* _Task_: What is needed is the run of lines from the one with "Convert this document image to plain text." through the close of the data, set down exactly.

* _Data records_:
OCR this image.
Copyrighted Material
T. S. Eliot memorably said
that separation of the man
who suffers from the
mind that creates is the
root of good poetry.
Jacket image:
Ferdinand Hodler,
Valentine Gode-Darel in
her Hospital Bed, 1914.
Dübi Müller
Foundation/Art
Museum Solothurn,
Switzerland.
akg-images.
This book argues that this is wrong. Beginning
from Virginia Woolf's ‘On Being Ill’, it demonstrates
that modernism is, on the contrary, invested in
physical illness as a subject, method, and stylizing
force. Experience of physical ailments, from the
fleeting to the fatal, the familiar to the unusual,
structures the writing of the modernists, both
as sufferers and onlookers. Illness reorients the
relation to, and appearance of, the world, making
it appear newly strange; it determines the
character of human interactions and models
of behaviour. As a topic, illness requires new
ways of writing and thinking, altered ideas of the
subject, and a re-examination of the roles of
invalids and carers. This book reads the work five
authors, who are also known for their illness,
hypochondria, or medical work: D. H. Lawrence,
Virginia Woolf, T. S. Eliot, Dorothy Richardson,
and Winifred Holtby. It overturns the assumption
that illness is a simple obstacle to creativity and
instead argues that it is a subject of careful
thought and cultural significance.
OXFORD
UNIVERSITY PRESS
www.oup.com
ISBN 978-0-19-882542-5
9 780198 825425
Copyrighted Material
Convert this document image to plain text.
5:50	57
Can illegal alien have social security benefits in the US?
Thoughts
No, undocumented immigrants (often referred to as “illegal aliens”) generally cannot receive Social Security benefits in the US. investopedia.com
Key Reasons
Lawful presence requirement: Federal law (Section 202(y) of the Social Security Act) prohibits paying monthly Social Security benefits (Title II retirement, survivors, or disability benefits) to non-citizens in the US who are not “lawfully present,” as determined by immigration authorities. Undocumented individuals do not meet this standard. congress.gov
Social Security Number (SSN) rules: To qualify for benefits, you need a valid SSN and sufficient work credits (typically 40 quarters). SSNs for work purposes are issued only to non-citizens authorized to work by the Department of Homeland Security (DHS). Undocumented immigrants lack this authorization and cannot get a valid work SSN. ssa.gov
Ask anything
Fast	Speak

* _Output for this exercise_:
Convert this document image to plain text.
5:50	57
Can illegal alien have social security benefits in the US?
Thoughts
No, undocumented immigrants (often referred to as “illegal aliens”) generally cannot receive Social Security benefits in the US. investopedia.com
Key Reasons
Lawful presence requirement: Federal law (Section 202(y) of the Social Security Act) prohibits paying monthly Social Security benefits (Title II retirement, survivors, or disability benefits) to non-citizens in the US who are not “lawfully present,” as determined by immigration authorities. Undocumented individuals do not meet this standard. congress.gov
Social Security Number (SSN) rules: To qualify for benefits, you need a valid SSN and sufficient work credits (typically 40 quarters). SSNs for work purposes are issued only to non-citizens authorized to work by the Department of Homeland Security (DHS). Undocumented immigrants lack this authorization and cannot get a valid work SSN. ssa.gov
Ask anything
Fast	Speak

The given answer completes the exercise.